### RAW DATA

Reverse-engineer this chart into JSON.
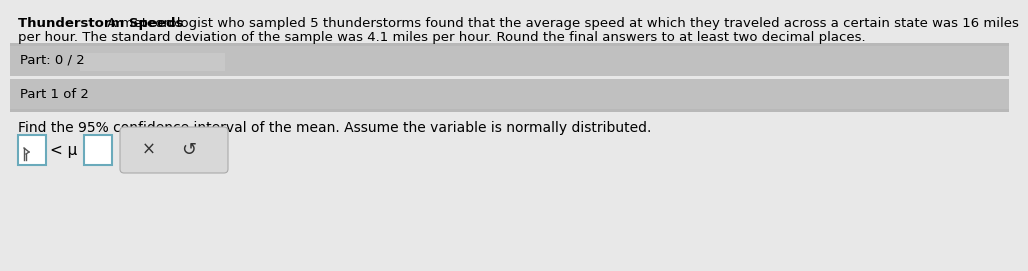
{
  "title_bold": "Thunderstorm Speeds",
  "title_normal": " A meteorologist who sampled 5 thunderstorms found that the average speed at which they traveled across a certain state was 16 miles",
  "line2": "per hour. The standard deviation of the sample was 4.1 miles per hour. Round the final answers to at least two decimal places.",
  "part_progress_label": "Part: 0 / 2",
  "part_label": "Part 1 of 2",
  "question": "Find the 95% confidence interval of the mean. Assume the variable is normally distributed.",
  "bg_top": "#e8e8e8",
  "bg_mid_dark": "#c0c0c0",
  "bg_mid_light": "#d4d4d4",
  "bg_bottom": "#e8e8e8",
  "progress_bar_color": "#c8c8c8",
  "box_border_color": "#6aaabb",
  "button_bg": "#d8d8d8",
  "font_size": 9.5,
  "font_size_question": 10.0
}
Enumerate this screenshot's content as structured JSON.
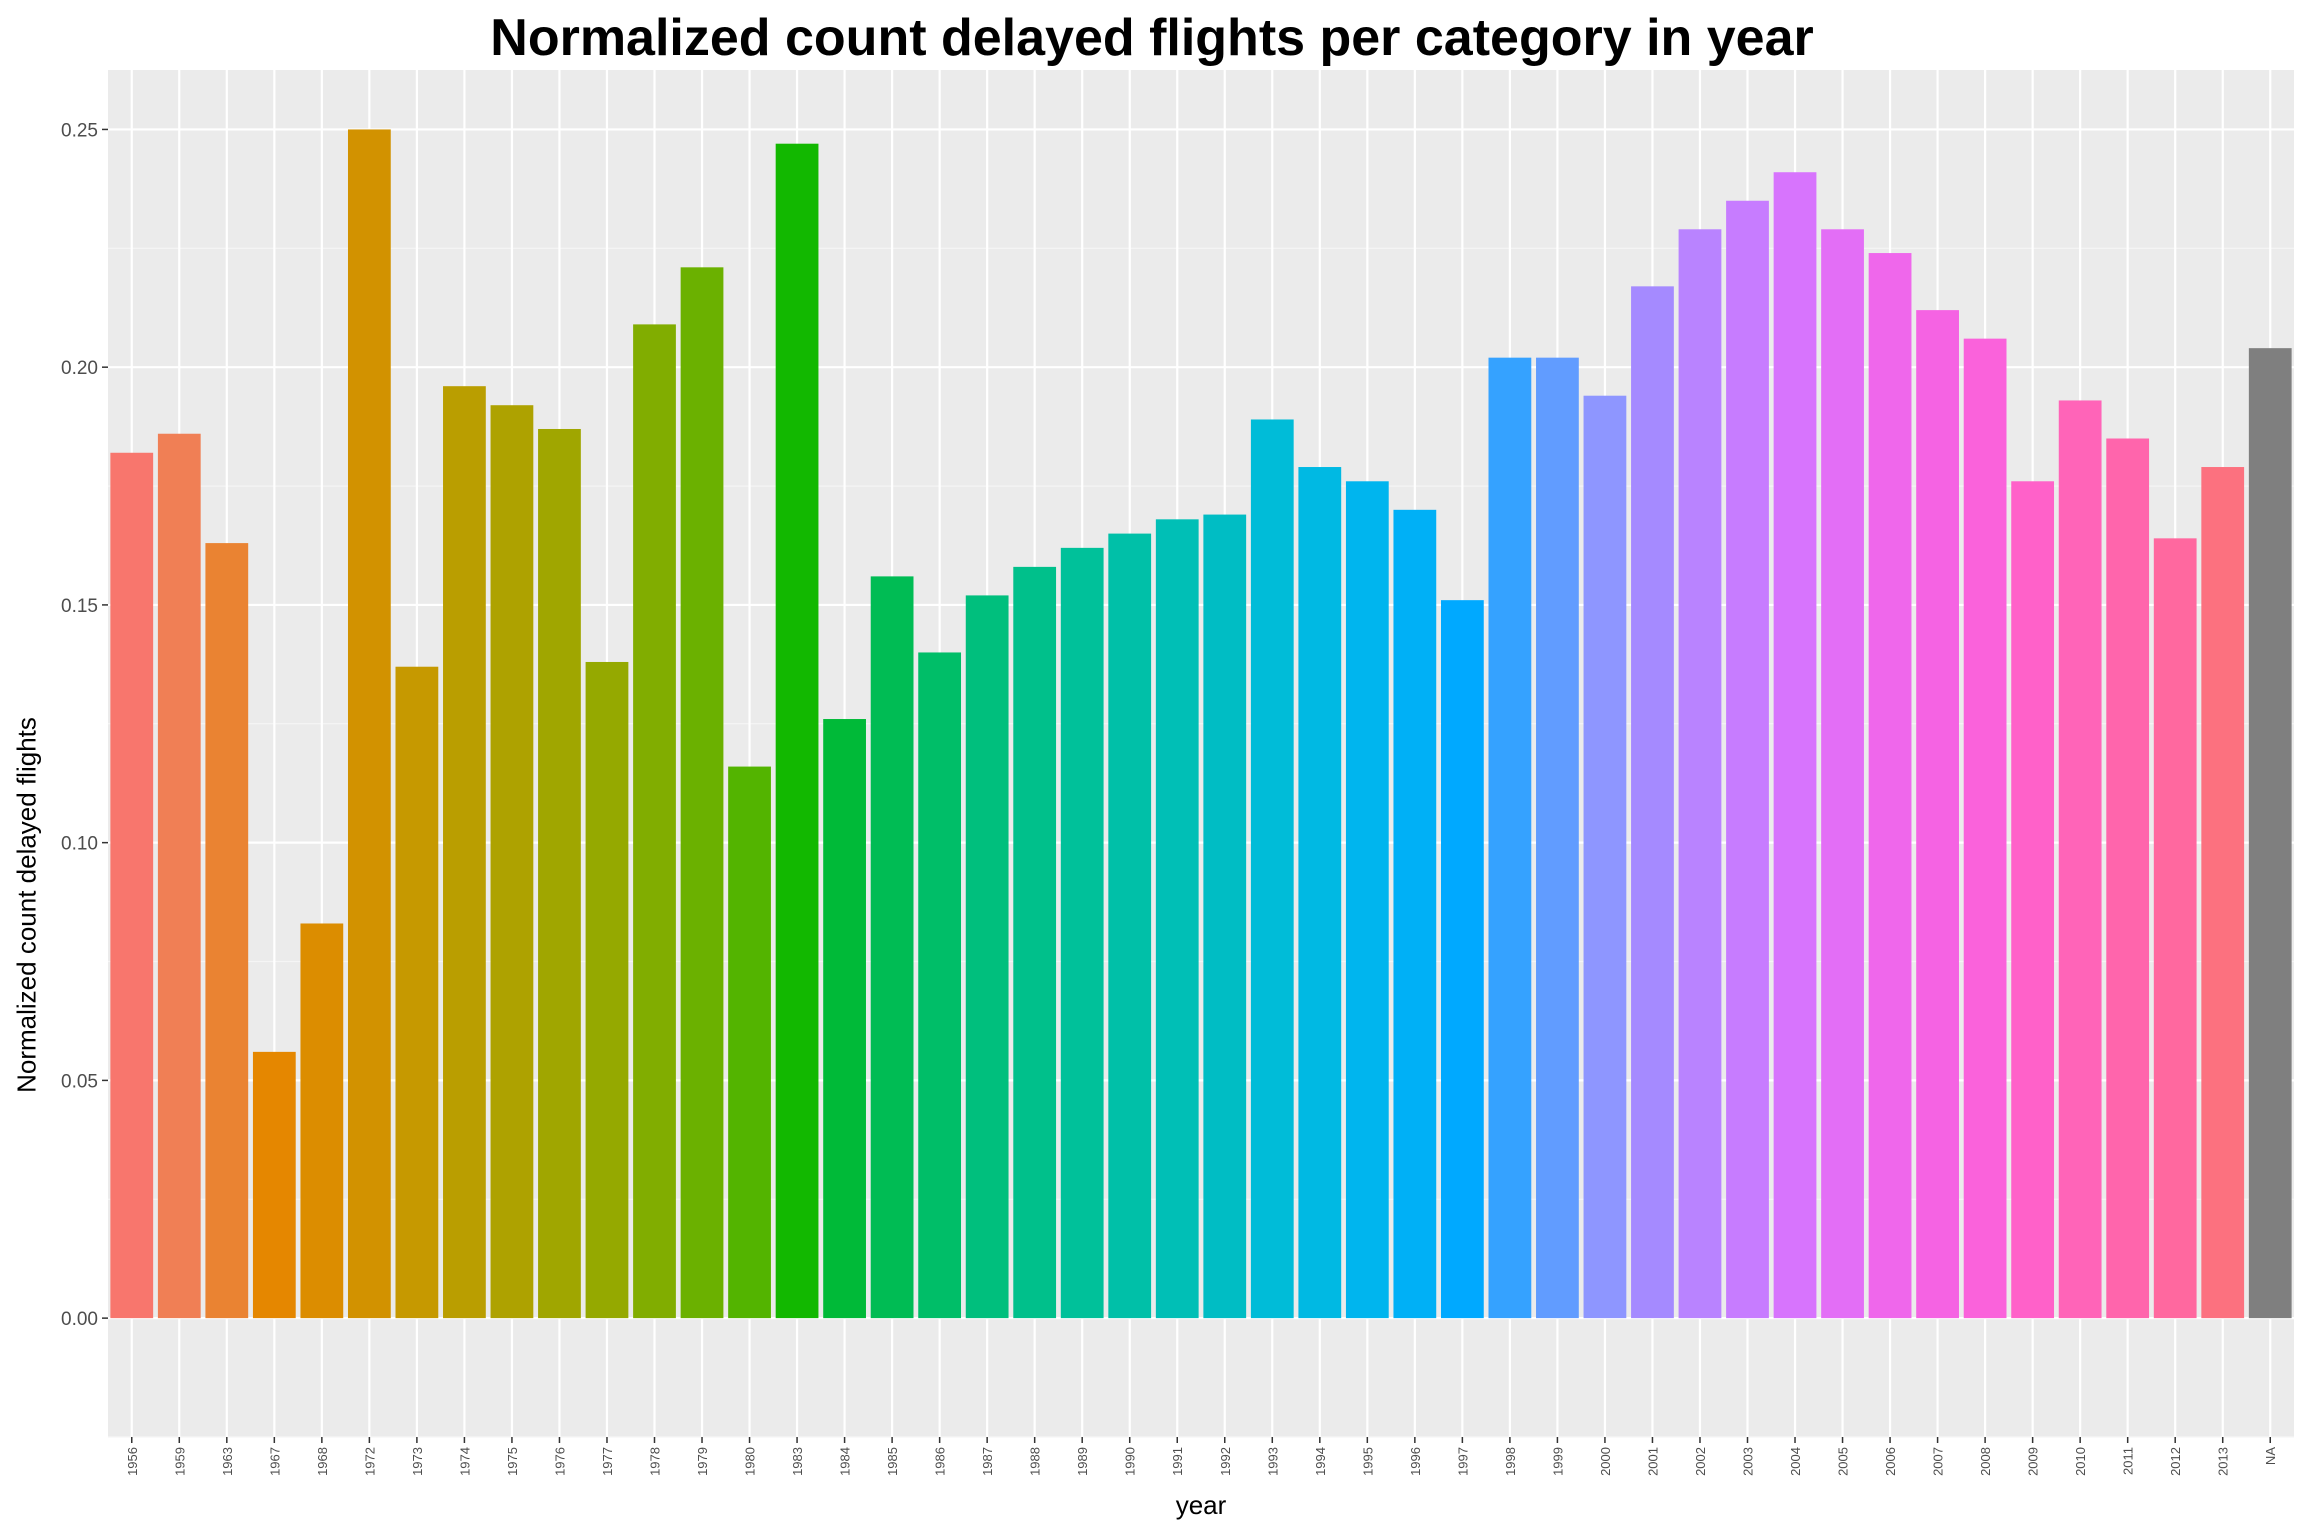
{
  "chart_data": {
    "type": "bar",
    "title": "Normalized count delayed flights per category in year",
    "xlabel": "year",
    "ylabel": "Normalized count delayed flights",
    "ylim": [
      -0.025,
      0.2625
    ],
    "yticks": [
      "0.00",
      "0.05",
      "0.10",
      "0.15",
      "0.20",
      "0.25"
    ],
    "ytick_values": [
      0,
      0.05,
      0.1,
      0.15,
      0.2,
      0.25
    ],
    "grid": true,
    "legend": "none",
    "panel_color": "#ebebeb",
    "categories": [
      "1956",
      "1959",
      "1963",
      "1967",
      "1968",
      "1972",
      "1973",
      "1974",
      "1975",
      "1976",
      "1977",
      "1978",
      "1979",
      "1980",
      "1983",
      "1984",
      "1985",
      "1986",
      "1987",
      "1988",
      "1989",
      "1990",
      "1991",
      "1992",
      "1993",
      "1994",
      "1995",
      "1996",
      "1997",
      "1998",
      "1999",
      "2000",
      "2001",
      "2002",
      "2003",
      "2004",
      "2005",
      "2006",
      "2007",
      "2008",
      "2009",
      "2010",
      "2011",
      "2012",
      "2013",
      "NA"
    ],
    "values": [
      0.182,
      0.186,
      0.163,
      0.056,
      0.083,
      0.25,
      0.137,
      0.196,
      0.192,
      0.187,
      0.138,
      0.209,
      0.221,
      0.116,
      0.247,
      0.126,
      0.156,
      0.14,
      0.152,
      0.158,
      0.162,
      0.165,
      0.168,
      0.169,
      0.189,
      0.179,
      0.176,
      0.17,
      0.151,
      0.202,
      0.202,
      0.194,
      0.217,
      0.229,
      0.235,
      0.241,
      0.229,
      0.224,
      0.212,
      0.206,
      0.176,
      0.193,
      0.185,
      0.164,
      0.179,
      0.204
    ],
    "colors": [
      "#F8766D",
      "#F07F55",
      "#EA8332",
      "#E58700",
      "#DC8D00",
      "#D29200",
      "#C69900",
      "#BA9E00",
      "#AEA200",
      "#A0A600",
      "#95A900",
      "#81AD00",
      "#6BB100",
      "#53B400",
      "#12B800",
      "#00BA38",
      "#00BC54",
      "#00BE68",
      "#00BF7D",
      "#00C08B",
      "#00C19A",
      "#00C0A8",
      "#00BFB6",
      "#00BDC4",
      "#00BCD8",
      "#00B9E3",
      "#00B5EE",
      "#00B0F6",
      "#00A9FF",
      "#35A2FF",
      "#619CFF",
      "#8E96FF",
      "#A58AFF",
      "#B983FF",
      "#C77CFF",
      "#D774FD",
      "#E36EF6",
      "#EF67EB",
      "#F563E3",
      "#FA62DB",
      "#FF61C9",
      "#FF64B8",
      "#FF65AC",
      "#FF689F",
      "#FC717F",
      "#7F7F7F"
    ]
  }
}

### GIVEN REQUEST
Check the data for the word "count" and pull out the lines that have it.

### SOLVED EXERCISE
    "title": "Normalized count delayed flights per category in year",
    "ylabel": "Normalized count delayed flights",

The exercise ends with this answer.